Below are some records. Count the lines with "visual" in them and give nothing but the total.
— Begin —
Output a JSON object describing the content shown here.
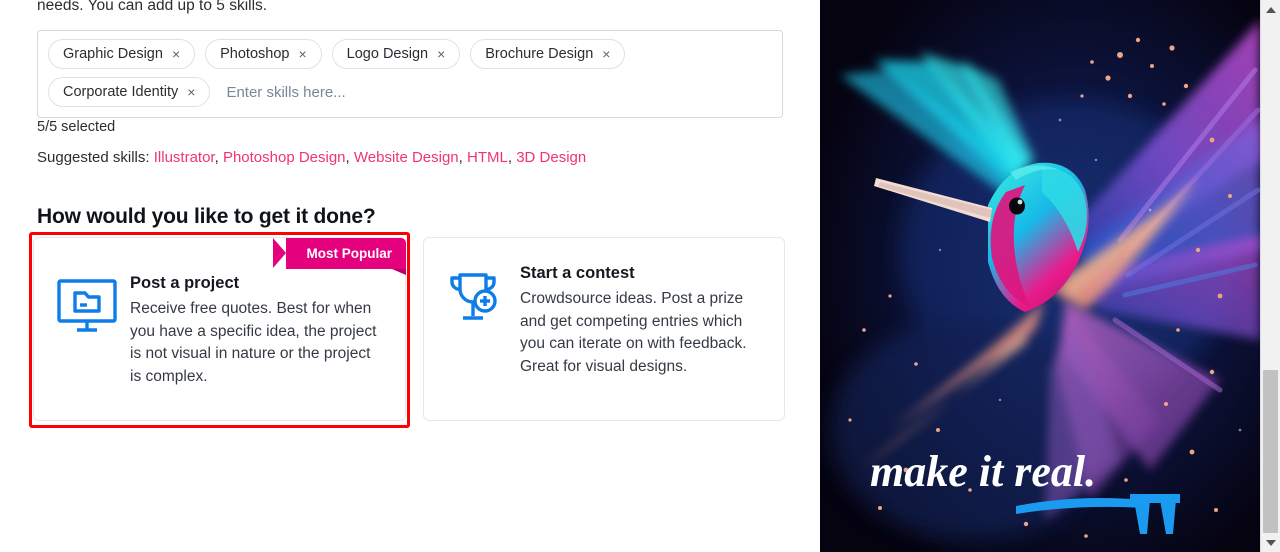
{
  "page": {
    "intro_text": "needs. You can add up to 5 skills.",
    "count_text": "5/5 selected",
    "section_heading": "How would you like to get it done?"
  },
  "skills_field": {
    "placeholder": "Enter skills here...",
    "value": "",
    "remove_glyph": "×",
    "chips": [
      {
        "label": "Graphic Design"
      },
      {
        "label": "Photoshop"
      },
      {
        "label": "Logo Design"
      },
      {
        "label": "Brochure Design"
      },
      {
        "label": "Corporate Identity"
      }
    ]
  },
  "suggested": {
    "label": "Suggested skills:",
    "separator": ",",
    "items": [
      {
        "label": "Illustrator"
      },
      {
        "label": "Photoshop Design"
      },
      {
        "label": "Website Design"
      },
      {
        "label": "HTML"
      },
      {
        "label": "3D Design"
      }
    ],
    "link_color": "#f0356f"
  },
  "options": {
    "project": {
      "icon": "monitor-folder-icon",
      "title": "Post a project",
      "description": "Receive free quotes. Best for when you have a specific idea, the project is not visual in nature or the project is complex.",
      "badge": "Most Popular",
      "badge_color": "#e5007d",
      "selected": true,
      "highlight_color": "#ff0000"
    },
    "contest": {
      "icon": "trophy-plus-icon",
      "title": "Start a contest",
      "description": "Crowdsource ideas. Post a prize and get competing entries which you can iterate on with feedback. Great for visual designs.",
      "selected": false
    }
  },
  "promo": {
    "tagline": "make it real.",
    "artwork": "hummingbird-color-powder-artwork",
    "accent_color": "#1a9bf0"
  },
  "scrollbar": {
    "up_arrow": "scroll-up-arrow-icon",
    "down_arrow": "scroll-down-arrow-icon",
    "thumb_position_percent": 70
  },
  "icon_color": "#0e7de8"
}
— End —
# [In response]
2